Work to be completed>
In the data below, find each line containing the string "المقاسم" and return it.

Entries provided>
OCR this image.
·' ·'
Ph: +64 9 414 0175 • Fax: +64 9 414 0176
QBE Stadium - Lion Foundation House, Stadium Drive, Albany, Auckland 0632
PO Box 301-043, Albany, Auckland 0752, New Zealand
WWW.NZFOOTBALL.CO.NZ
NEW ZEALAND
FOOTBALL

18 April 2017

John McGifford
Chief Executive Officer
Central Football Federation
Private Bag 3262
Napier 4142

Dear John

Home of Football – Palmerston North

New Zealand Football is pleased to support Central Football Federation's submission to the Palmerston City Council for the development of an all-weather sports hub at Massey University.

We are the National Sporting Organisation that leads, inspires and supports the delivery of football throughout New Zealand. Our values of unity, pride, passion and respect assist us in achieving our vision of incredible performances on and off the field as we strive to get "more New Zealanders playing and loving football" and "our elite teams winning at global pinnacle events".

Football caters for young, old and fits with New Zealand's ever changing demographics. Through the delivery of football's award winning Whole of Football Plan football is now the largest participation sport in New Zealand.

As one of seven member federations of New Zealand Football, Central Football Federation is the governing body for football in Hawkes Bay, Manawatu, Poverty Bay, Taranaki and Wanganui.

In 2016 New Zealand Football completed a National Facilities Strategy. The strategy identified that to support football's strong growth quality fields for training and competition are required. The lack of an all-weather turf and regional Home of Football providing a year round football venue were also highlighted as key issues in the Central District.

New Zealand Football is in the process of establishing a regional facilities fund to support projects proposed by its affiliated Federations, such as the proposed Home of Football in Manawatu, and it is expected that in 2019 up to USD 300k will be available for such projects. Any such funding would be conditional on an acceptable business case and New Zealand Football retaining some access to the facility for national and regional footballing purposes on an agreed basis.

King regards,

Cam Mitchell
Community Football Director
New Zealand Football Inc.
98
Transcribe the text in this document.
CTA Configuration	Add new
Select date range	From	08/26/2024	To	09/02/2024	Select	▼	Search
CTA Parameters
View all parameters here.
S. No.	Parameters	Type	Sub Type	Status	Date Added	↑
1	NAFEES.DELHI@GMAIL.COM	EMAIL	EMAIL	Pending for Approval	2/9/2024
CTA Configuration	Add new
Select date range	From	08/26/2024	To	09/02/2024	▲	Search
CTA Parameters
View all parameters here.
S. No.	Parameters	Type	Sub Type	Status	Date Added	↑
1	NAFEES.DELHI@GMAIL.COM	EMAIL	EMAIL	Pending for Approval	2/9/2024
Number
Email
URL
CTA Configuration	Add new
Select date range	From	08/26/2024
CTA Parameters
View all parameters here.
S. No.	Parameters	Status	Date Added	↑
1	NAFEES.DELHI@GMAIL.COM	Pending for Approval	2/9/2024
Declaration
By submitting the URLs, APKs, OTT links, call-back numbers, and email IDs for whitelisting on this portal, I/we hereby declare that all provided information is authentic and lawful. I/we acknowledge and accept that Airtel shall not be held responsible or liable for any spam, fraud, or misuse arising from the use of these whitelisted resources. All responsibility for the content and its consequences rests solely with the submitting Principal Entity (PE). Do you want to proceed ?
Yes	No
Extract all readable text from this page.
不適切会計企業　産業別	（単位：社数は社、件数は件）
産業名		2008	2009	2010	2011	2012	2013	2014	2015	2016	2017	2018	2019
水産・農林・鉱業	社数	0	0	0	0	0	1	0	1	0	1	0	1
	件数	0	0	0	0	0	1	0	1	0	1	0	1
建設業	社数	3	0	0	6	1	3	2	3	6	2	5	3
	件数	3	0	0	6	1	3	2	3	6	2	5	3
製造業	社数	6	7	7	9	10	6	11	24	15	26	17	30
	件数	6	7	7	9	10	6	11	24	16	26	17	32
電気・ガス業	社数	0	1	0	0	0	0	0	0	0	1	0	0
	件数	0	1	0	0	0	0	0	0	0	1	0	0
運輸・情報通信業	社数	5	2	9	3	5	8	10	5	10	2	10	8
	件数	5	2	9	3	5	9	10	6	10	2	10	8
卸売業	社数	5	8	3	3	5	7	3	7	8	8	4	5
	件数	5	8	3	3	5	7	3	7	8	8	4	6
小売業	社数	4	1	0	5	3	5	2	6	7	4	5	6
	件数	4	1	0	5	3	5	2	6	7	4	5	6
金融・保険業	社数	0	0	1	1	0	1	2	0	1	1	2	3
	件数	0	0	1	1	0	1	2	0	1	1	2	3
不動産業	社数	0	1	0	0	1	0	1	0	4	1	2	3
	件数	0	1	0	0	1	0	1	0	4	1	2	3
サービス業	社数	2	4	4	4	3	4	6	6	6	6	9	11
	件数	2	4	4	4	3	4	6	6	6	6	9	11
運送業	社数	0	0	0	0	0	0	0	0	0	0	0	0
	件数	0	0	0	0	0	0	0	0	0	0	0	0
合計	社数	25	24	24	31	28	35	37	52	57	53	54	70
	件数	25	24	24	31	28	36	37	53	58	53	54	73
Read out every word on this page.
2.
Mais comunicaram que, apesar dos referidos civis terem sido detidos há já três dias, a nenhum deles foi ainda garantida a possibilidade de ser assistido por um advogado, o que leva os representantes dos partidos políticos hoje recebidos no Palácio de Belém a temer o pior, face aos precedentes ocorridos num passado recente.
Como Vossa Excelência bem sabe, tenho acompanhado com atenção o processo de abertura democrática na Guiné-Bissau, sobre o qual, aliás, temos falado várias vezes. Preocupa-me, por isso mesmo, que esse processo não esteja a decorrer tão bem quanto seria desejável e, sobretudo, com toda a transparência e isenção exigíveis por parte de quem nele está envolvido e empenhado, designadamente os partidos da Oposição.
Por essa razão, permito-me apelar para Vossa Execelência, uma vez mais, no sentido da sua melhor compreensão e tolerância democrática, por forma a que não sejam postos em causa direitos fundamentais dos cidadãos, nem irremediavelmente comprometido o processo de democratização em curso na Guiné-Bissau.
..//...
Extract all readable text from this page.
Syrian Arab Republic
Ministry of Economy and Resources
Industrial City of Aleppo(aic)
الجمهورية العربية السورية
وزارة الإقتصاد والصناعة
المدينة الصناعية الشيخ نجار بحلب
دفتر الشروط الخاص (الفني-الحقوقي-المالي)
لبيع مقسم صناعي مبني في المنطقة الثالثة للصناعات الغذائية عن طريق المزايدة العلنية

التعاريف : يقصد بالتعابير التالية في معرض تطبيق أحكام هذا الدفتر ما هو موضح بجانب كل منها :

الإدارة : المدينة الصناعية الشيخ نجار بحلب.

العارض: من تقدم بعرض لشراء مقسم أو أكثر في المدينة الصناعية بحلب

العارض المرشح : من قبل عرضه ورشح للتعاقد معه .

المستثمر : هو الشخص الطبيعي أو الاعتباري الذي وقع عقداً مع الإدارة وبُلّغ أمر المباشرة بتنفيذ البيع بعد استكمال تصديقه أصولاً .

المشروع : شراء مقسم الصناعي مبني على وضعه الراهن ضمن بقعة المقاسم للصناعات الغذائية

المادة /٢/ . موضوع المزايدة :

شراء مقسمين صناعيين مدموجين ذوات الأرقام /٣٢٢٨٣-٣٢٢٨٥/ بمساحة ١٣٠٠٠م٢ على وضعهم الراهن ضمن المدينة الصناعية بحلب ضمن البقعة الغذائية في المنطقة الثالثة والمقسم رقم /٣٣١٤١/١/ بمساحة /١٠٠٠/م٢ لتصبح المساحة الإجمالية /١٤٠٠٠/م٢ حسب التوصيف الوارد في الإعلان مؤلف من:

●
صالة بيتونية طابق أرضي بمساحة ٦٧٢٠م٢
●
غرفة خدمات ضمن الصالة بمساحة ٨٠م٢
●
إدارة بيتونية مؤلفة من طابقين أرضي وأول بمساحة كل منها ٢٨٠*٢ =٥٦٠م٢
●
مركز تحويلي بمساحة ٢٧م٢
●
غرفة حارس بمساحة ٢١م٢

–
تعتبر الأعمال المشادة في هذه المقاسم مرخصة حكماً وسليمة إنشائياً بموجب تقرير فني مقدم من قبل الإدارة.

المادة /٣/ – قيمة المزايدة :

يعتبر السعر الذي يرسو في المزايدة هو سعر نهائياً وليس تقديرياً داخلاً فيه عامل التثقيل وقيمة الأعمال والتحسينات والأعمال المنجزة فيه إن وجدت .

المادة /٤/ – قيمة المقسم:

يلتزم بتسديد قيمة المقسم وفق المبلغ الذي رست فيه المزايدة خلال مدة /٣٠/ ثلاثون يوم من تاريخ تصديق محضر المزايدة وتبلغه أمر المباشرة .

Result>
المشروع : شراء مقسم الصناعي مبني على وضعه الراهن ضمن بقعة المقاسم للصناعات الغذائية
تعتبر الأعمال المشادة في هذه المقاسم مرخصة حكماً وسليمة إنشائياً بموجب تقرير فني مقدم من قبل الإدارة.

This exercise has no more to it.